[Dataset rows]
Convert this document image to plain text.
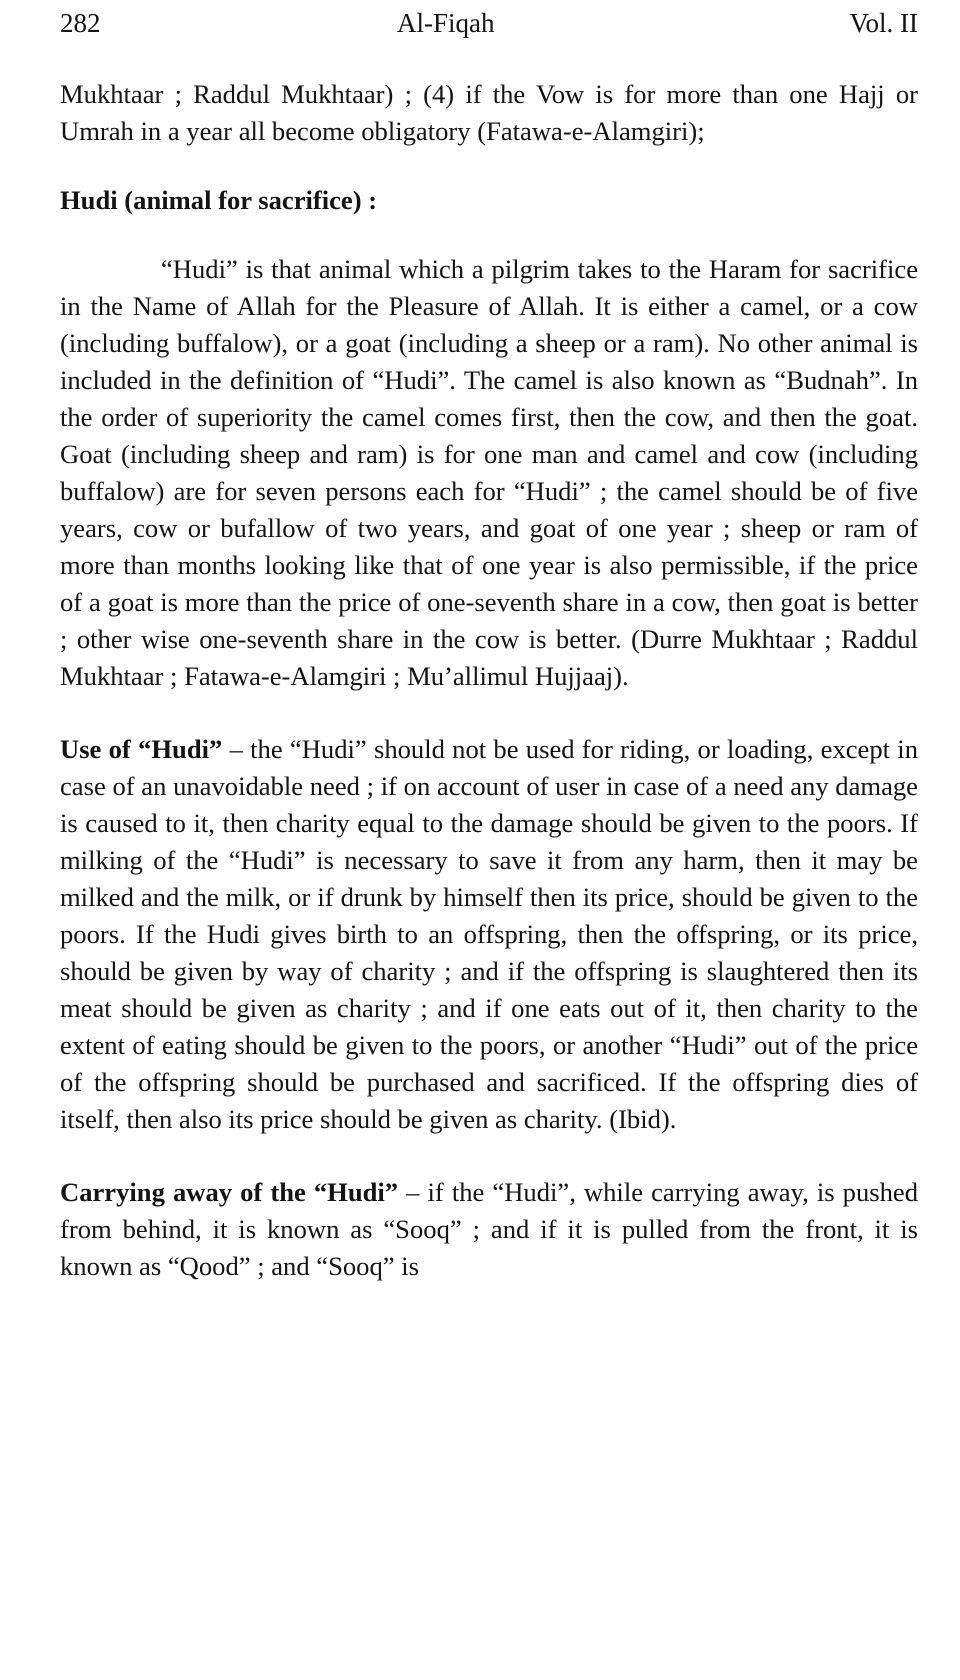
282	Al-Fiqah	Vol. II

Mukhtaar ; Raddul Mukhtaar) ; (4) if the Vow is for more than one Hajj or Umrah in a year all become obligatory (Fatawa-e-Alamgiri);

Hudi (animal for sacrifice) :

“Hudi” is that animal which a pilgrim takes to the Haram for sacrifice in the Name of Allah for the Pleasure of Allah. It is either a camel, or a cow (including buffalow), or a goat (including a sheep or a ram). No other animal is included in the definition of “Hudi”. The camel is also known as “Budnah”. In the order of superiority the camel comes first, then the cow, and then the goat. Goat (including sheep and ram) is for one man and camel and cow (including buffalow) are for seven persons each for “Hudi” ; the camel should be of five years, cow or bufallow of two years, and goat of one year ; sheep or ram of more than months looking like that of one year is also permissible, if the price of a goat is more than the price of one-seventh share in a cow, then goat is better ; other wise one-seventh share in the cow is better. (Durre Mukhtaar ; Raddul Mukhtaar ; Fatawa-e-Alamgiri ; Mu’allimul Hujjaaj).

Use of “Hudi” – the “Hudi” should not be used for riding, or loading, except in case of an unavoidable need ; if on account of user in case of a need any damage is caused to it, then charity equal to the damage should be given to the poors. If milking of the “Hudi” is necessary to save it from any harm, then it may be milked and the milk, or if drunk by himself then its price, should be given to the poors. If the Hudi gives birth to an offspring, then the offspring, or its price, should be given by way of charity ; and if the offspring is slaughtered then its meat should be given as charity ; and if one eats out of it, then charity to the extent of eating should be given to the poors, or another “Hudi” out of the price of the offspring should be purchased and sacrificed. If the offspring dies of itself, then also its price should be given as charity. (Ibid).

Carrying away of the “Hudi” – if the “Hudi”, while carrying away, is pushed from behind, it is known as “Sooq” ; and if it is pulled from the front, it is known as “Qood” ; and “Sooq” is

---

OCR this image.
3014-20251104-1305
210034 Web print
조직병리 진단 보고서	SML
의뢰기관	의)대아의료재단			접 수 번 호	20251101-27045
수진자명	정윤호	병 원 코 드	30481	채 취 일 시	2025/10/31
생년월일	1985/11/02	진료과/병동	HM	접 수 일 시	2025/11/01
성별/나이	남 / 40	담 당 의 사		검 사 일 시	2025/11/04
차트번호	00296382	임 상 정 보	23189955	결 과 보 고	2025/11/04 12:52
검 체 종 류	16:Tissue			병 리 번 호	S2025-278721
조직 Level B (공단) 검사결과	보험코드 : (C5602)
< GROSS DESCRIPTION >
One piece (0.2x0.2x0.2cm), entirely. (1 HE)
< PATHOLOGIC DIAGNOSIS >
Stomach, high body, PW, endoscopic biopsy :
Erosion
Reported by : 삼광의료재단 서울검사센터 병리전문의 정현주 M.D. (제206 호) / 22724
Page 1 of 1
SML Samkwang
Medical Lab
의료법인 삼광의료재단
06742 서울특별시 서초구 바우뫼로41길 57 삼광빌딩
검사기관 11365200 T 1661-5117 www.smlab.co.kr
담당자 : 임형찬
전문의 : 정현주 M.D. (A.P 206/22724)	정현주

=== WHAT TO DO ===
Search the listing for the word "animal" and return each line that holds it.

=== TASK ANSWER ===
Hudi (animal for sacrifice) :
“Hudi” is that animal which a pilgrim takes to the Haram for sacrifice in the Name of Allah for the Pleasure of Allah. It is either a camel, or a cow (including buffalow), or a goat (including a sheep or a ram). No other animal is included in the definition of “Hudi”. The camel is also known as “Budnah”. In the order of superiority the camel comes first, then the cow, and then the goat. Goat (including sheep and ram) is for one man and camel and cow (including buffalow) are for seven persons each for “Hudi” ; the camel should be of five years, cow or bufallow of two years, and goat of one year ; sheep or ram of more than months looking like that of one year is also permissible, if the price of a goat is more than the price of one-seventh share in a cow, then goat is better ; other wise one-seventh share in the cow is better. (Durre Mukhtaar ; Raddul Mukhtaar ; Fatawa-e-Alamgiri ; Mu’allimul Hujjaaj).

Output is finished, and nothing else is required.